*Exercise:* Below is a listing; reproduce each line of it exactly.

Stored data entries
▬▬▬
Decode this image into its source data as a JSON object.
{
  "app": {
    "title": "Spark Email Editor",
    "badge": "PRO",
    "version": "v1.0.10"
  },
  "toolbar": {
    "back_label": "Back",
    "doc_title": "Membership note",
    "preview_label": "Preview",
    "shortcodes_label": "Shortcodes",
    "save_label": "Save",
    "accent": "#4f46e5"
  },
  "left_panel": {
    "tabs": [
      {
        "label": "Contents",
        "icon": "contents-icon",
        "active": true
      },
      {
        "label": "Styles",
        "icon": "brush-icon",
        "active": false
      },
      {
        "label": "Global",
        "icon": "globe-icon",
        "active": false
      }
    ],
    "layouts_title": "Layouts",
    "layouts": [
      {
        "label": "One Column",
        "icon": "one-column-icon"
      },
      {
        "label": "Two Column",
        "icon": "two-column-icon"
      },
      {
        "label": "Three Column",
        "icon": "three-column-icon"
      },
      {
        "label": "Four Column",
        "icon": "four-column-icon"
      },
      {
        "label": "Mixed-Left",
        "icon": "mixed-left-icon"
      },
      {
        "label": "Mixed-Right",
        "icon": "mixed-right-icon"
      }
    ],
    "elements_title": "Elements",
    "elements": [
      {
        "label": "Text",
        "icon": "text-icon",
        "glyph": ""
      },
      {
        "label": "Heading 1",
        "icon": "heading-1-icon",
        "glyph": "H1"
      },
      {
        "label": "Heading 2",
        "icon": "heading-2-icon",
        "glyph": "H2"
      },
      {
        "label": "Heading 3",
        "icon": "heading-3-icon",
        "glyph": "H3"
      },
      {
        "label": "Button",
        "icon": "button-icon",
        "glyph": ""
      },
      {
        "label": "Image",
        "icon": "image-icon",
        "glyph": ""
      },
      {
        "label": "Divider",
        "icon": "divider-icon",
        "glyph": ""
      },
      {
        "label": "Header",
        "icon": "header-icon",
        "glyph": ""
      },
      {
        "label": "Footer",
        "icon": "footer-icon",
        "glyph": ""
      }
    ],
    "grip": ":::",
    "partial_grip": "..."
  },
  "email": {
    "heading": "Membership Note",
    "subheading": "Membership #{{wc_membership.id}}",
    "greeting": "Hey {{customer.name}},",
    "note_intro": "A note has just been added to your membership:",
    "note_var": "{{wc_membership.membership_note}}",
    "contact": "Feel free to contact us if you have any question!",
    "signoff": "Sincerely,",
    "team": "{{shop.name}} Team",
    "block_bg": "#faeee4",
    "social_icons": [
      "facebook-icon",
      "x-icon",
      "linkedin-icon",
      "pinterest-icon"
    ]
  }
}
▬▬▬
*Task answer:*
Decode this image into its source data as a JSON object.
{
  "app": {
    "title": "Spark Email Editor",
    "badge": "PRO",
    "version": "v1.0.10"
  },
  "toolbar": {
    "back_label": "Back",
    "doc_title": "Membership note",
    "preview_label": "Preview",
    "shortcodes_label": "Shortcodes",
    "save_label": "Save",
    "accent": "#4f46e5"
  },
  "left_panel": {
    "tabs": [
      {
        "label": "Contents",
        "icon": "contents-icon",
        "active": true
      },
      {
        "label": "Styles",
        "icon": "brush-icon",
        "active": false
      },
      {
        "label": "Global",
        "icon": "globe-icon",
        "active": false
      }
    ],
    "layouts_title": "Layouts",
    "layouts": [
      {
        "label": "One Column",
        "icon": "one-column-icon"
      },
      {
        "label": "Two Column",
        "icon": "two-column-icon"
      },
      {
        "label": "Three Column",
        "icon": "three-column-icon"
      },
      {
        "label": "Four Column",
        "icon": "four-column-icon"
      },
      {
        "label": "Mixed-Left",
        "icon": "mixed-left-icon"
      },
      {
        "label": "Mixed-Right",
        "icon": "mixed-right-icon"
      }
    ],
    "elements_title": "Elements",
    "elements": [
      {
        "label": "Text",
        "icon": "text-icon",
        "glyph": ""
      },
      {
        "label": "Heading 1",
        "icon": "heading-1-icon",
        "glyph": "H1"
      },
      {
        "label": "Heading 2",
        "icon": "heading-2-icon",
        "glyph": "H2"
      },
      {
        "label": "Heading 3",
        "icon": "heading-3-icon",
        "glyph": "H3"
      },
      {
        "label": "Button",
        "icon": "button-icon",
        "glyph": ""
      },
      {
        "label": "Image",
        "icon": "image-icon",
        "glyph": ""
      },
      {
        "label": "Divider",
        "icon": "divider-icon",
        "glyph": ""
      },
      {
        "label": "Header",
        "icon": "header-icon",
        "glyph": ""
      },
      {
        "label": "Footer",
        "icon": "footer-icon",
        "glyph": ""
      }
    ],
    "grip": ":::",
    "partial_grip": "..."
  },
  "email": {
    "heading": "Membership Note",
    "subheading": "Membership #{{wc_membership.id}}",
    "greeting": "Hey {{customer.name}},",
    "note_intro": "A note has just been added to your membership:",
    "note_var": "{{wc_membership.membership_note}}",
    "contact": "Feel free to contact us if you have any question!",
    "signoff": "Sincerely,",
    "team": "{{shop.name}} Team",
    "block_bg": "#faeee4",
    "social_icons": [
      "facebook-icon",
      "x-icon",
      "linkedin-icon",
      "pinterest-icon"
    ]
  }
}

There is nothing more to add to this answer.